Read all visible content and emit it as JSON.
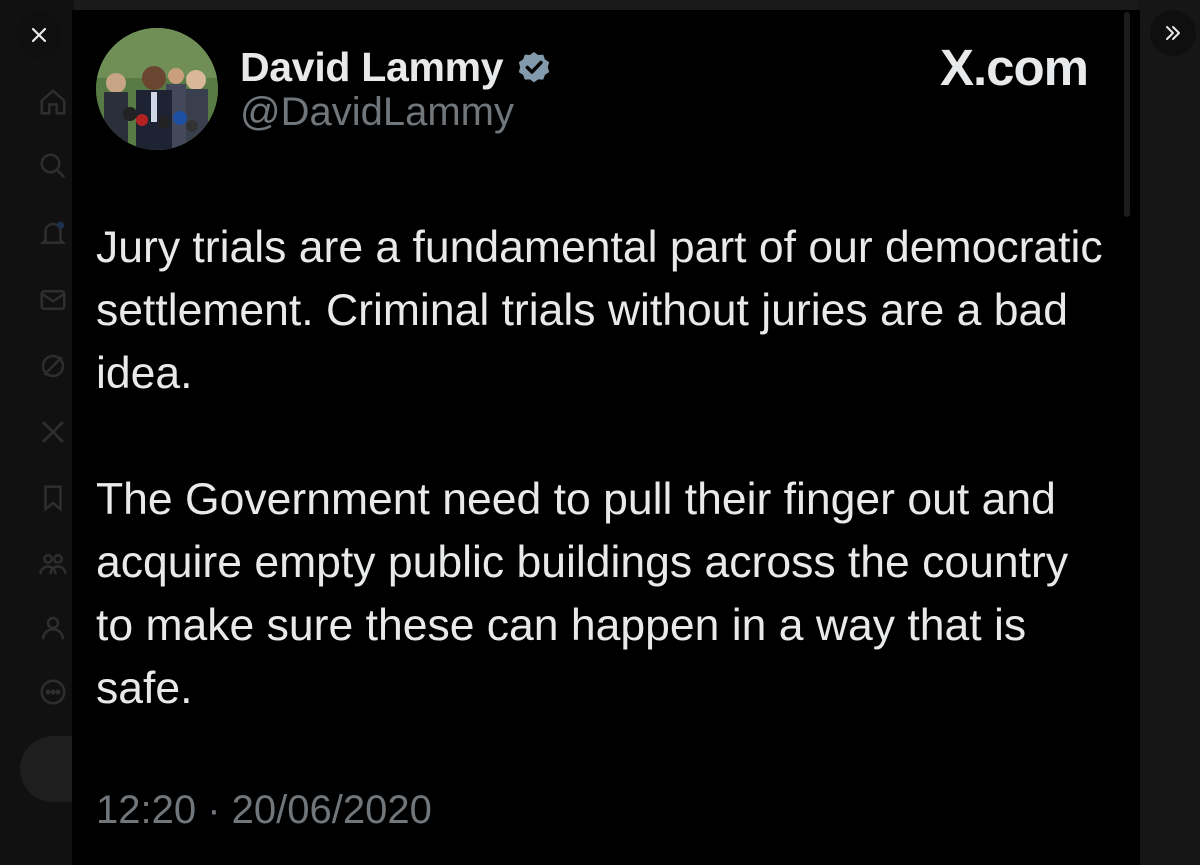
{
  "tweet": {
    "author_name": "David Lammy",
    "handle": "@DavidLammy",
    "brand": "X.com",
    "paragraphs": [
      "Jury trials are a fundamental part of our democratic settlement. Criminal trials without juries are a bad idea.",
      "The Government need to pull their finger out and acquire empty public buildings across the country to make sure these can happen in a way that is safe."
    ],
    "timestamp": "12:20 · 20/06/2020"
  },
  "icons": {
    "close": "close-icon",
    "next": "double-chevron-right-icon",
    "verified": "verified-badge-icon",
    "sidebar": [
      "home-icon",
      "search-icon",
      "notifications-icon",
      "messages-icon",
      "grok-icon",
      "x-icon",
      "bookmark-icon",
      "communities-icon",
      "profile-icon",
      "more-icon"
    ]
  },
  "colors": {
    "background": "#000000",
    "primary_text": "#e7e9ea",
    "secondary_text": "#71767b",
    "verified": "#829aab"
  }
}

■ Goal of the exercise ■
Keep the pictures out of your copy, and repeat every entry above exactly.

■ Task output ■
Read all visible content and emit it as JSON.
{
  "tweet": {
    "author_name": "David Lammy",
    "handle": "@DavidLammy",
    "brand": "X.com",
    "paragraphs": [
      "Jury trials are a fundamental part of our democratic settlement. Criminal trials without juries are a bad idea.",
      "The Government need to pull their finger out and acquire empty public buildings across the country to make sure these can happen in a way that is safe."
    ],
    "timestamp": "12:20 · 20/06/2020"
  },
  "icons": {
    "close": "close-icon",
    "next": "double-chevron-right-icon",
    "verified": "verified-badge-icon",
    "sidebar": [
      "home-icon",
      "search-icon",
      "notifications-icon",
      "messages-icon",
      "grok-icon",
      "x-icon",
      "bookmark-icon",
      "communities-icon",
      "profile-icon",
      "more-icon"
    ]
  },
  "colors": {
    "background": "#000000",
    "primary_text": "#e7e9ea",
    "secondary_text": "#71767b",
    "verified": "#829aab"
  }
}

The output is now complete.